--- WORK REQUIRED ---
Output all of the records exactly as written.

▽

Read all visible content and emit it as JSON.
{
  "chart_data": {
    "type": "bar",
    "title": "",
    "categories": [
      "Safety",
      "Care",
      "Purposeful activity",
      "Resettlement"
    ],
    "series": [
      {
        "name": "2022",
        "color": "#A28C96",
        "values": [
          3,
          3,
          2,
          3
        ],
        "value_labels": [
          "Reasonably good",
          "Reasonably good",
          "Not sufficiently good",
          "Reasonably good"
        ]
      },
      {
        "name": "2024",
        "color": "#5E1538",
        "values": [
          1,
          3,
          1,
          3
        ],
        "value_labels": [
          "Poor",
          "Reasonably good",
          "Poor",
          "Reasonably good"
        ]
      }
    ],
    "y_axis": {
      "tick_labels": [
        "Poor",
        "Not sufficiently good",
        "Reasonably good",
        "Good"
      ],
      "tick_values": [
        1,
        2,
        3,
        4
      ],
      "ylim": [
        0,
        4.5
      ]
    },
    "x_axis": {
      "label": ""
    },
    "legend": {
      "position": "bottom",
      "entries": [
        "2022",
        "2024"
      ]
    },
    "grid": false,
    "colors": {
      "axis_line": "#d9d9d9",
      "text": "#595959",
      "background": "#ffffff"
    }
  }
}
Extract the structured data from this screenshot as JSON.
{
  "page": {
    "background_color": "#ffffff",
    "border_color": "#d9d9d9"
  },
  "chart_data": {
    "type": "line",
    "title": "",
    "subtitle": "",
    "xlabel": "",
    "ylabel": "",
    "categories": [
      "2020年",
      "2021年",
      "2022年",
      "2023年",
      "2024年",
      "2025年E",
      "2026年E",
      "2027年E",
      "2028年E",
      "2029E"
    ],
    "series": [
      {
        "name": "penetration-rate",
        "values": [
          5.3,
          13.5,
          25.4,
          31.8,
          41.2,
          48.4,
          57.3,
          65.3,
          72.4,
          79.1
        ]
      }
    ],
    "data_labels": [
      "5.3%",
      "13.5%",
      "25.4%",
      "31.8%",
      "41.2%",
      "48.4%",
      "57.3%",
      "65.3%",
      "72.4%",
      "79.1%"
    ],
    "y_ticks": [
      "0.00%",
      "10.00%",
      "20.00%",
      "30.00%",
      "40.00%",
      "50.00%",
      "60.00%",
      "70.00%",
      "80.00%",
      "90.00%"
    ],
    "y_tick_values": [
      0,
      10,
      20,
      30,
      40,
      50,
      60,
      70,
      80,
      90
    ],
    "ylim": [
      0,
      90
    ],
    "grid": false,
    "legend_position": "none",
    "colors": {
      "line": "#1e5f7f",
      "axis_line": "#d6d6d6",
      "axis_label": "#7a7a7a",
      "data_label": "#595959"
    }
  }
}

△

--- WORKED SOLUTION ---
Read all visible content and emit it as JSON.
{
  "chart_data": {
    "type": "bar",
    "title": "",
    "categories": [
      "Safety",
      "Care",
      "Purposeful activity",
      "Resettlement"
    ],
    "series": [
      {
        "name": "2022",
        "color": "#A28C96",
        "values": [
          3,
          3,
          2,
          3
        ],
        "value_labels": [
          "Reasonably good",
          "Reasonably good",
          "Not sufficiently good",
          "Reasonably good"
        ]
      },
      {
        "name": "2024",
        "color": "#5E1538",
        "values": [
          1,
          3,
          1,
          3
        ],
        "value_labels": [
          "Poor",
          "Reasonably good",
          "Poor",
          "Reasonably good"
        ]
      }
    ],
    "y_axis": {
      "tick_labels": [
        "Poor",
        "Not sufficiently good",
        "Reasonably good",
        "Good"
      ],
      "tick_values": [
        1,
        2,
        3,
        4
      ],
      "ylim": [
        0,
        4.5
      ]
    },
    "x_axis": {
      "label": ""
    },
    "legend": {
      "position": "bottom",
      "entries": [
        "2022",
        "2024"
      ]
    },
    "grid": false,
    "colors": {
      "axis_line": "#d9d9d9",
      "text": "#595959",
      "background": "#ffffff"
    }
  }
}
Extract the structured data from this screenshot as JSON.
{
  "page": {
    "background_color": "#ffffff",
    "border_color": "#d9d9d9"
  },
  "chart_data": {
    "type": "line",
    "title": "",
    "subtitle": "",
    "xlabel": "",
    "ylabel": "",
    "categories": [
      "2020年",
      "2021年",
      "2022年",
      "2023年",
      "2024年",
      "2025年E",
      "2026年E",
      "2027年E",
      "2028年E",
      "2029E"
    ],
    "series": [
      {
        "name": "penetration-rate",
        "values": [
          5.3,
          13.5,
          25.4,
          31.8,
          41.2,
          48.4,
          57.3,
          65.3,
          72.4,
          79.1
        ]
      }
    ],
    "data_labels": [
      "5.3%",
      "13.5%",
      "25.4%",
      "31.8%",
      "41.2%",
      "48.4%",
      "57.3%",
      "65.3%",
      "72.4%",
      "79.1%"
    ],
    "y_ticks": [
      "0.00%",
      "10.00%",
      "20.00%",
      "30.00%",
      "40.00%",
      "50.00%",
      "60.00%",
      "70.00%",
      "80.00%",
      "90.00%"
    ],
    "y_tick_values": [
      0,
      10,
      20,
      30,
      40,
      50,
      60,
      70,
      80,
      90
    ],
    "ylim": [
      0,
      90
    ],
    "grid": false,
    "legend_position": "none",
    "colors": {
      "line": "#1e5f7f",
      "axis_line": "#d6d6d6",
      "axis_label": "#7a7a7a",
      "data_label": "#595959"
    }
  }
}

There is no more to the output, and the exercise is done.